• **Exercise data**:
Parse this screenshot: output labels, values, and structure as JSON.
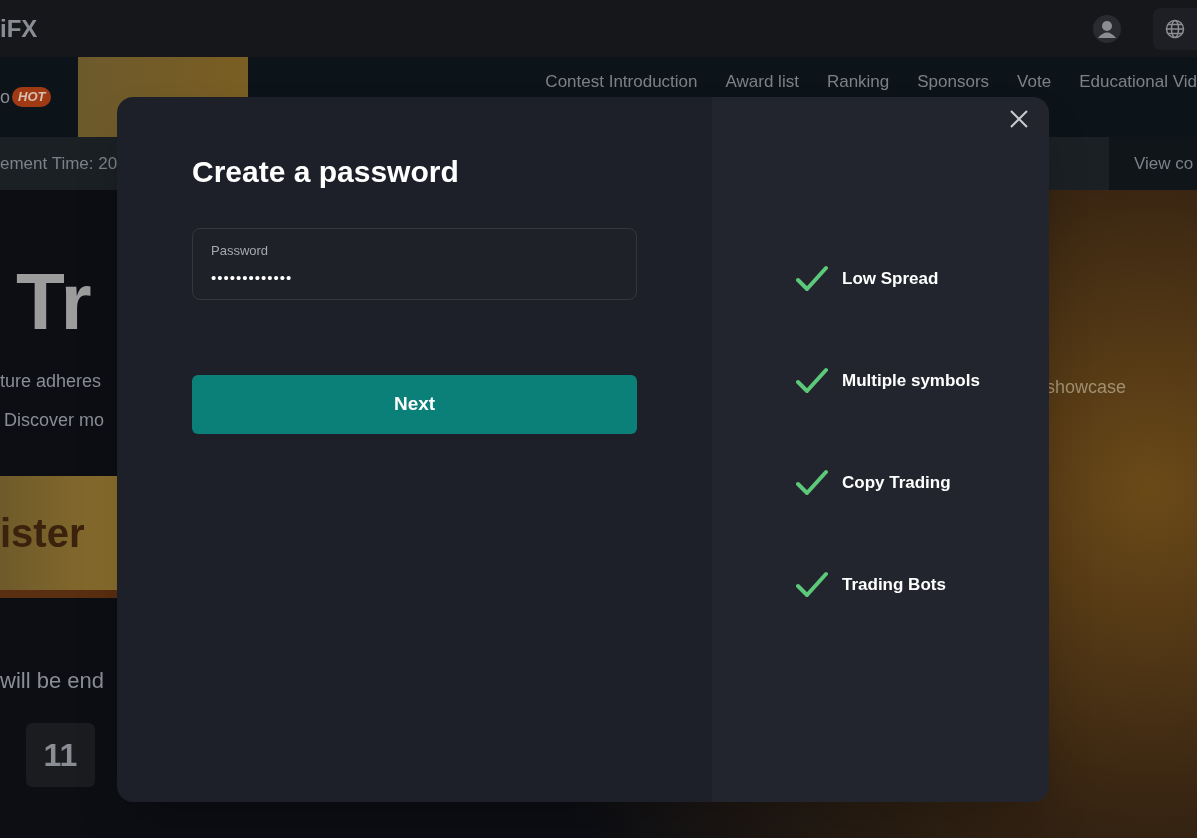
{
  "header": {
    "logo": "iFX"
  },
  "nav": {
    "tab": "o",
    "badge": "HOT",
    "items": [
      "Contest Introduction",
      "Award list",
      "Ranking",
      "Sponsors",
      "Vote",
      "Educational Vid"
    ]
  },
  "info_bar": {
    "text": "ement Time: 20",
    "link": "View co"
  },
  "hero": {
    "title": "Tr",
    "lines": [
      "ture adheres",
      "Discover mo"
    ],
    "button": "ister",
    "countdown_text": "will be end",
    "countdown": [
      "11"
    ],
    "right_text": "showcase"
  },
  "modal": {
    "title": "Create a password",
    "field": {
      "label": "Password",
      "value": "•••••••••••••"
    },
    "button": "Next",
    "features": [
      "Low Spread",
      "Multiple symbols",
      "Copy Trading",
      "Trading Bots"
    ]
  }
}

• **Given problem**:
Make an exact copy of all the material, but keep the pictures out of it.

• **Correct answer**:
Parse this screenshot: output labels, values, and structure as JSON.
{
  "header": {
    "logo": "iFX"
  },
  "nav": {
    "tab": "o",
    "badge": "HOT",
    "items": [
      "Contest Introduction",
      "Award list",
      "Ranking",
      "Sponsors",
      "Vote",
      "Educational Vid"
    ]
  },
  "info_bar": {
    "text": "ement Time: 20",
    "link": "View co"
  },
  "hero": {
    "title": "Tr",
    "lines": [
      "ture adheres",
      "Discover mo"
    ],
    "button": "ister",
    "countdown_text": "will be end",
    "countdown": [
      "11"
    ],
    "right_text": "showcase"
  },
  "modal": {
    "title": "Create a password",
    "field": {
      "label": "Password",
      "value": "•••••••••••••"
    },
    "button": "Next",
    "features": [
      "Low Spread",
      "Multiple symbols",
      "Copy Trading",
      "Trading Bots"
    ]
  }
}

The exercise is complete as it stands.